GOAL. Type out the records that follow, exactly as given.

━━━ RAW RECORDS

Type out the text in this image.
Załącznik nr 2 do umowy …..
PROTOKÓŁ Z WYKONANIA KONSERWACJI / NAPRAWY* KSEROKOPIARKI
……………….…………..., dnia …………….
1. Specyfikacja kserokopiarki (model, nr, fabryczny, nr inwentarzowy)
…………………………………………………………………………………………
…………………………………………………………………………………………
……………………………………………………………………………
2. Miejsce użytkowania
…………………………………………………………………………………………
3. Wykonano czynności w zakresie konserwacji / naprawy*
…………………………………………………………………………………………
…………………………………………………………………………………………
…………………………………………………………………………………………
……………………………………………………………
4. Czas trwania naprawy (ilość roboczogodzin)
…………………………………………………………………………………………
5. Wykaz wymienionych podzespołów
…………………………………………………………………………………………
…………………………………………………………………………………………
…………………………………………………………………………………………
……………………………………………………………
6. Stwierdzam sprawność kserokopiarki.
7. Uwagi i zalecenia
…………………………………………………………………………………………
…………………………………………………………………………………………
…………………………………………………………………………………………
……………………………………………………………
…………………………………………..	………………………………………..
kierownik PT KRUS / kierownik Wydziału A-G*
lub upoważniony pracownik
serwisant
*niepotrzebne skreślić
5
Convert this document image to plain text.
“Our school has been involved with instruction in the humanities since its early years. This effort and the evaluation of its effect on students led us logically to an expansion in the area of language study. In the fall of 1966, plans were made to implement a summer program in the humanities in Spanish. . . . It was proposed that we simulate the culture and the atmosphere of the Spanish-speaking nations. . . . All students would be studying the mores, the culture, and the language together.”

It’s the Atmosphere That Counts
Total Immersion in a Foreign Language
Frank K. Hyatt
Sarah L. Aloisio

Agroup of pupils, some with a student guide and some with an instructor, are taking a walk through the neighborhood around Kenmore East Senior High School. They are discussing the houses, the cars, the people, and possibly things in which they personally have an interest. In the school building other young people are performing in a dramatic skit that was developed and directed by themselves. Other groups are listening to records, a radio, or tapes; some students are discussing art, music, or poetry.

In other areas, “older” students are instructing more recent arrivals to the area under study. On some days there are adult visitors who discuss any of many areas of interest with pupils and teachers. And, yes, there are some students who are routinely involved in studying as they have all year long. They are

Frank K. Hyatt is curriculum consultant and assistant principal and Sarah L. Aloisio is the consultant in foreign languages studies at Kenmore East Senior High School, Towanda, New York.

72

━━━━━━

ANSWER FOR THIS EXERCISE.
Type out the text in this image.
Załącznik nr 2 do umowy …..
PROTOKÓŁ Z WYKONANIA KONSERWACJI / NAPRAWY* KSEROKOPIARKI
……………….…………..., dnia …………….
1. Specyfikacja kserokopiarki (model, nr, fabryczny, nr inwentarzowy)
…………………………………………………………………………………………
…………………………………………………………………………………………
……………………………………………………………………………
2. Miejsce użytkowania
…………………………………………………………………………………………
3. Wykonano czynności w zakresie konserwacji / naprawy*
…………………………………………………………………………………………
…………………………………………………………………………………………
…………………………………………………………………………………………
……………………………………………………………
4. Czas trwania naprawy (ilość roboczogodzin)
…………………………………………………………………………………………
5. Wykaz wymienionych podzespołów
…………………………………………………………………………………………
…………………………………………………………………………………………
…………………………………………………………………………………………
……………………………………………………………
6. Stwierdzam sprawność kserokopiarki.
7. Uwagi i zalecenia
…………………………………………………………………………………………
…………………………………………………………………………………………
…………………………………………………………………………………………
……………………………………………………………
…………………………………………..	………………………………………..
kierownik PT KRUS / kierownik Wydziału A-G*
lub upoważniony pracownik
serwisant
*niepotrzebne skreślić
5
Convert this document image to plain text.
“Our school has been involved with instruction in the humanities since its early years. This effort and the evaluation of its effect on students led us logically to an expansion in the area of language study. In the fall of 1966, plans were made to implement a summer program in the humanities in Spanish. . . . It was proposed that we simulate the culture and the atmosphere of the Spanish-speaking nations. . . . All students would be studying the mores, the culture, and the language together.”

It’s the Atmosphere That Counts
Total Immersion in a Foreign Language
Frank K. Hyatt
Sarah L. Aloisio

Agroup of pupils, some with a student guide and some with an instructor, are taking a walk through the neighborhood around Kenmore East Senior High School. They are discussing the houses, the cars, the people, and possibly things in which they personally have an interest. In the school building other young people are performing in a dramatic skit that was developed and directed by themselves. Other groups are listening to records, a radio, or tapes; some students are discussing art, music, or poetry.

In other areas, “older” students are instructing more recent arrivals to the area under study. On some days there are adult visitors who discuss any of many areas of interest with pupils and teachers. And, yes, there are some students who are routinely involved in studying as they have all year long. They are

Frank K. Hyatt is curriculum consultant and assistant principal and Sarah L. Aloisio is the consultant in foreign languages studies at Kenmore East Senior High School, Towanda, New York.

72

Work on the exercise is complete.